►

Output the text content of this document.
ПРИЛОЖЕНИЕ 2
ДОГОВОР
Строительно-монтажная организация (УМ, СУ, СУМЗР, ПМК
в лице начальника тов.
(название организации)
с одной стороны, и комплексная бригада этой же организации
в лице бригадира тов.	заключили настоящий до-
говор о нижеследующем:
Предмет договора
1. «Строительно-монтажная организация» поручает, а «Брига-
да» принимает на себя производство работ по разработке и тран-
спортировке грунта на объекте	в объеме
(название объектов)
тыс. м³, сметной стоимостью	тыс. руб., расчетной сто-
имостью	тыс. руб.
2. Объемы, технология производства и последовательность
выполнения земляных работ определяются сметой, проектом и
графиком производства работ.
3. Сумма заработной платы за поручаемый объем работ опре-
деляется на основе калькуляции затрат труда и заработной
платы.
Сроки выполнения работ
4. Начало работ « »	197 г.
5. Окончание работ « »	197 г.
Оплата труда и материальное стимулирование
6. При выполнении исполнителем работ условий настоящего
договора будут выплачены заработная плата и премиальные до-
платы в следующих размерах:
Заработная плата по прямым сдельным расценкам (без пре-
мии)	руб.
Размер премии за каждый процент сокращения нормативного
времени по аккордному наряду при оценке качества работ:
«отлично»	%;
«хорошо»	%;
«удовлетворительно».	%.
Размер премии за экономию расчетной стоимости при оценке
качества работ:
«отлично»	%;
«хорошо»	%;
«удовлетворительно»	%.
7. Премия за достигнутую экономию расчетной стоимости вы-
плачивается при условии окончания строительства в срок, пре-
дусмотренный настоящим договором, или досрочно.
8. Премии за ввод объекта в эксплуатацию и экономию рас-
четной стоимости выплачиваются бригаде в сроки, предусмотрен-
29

◄

_The exercise_: Using the listing above, pick out each line that contains the word "качества", then copy it.

_Response to the exercise_:
времени по аккордному наряду при оценке качества работ:
качества работ:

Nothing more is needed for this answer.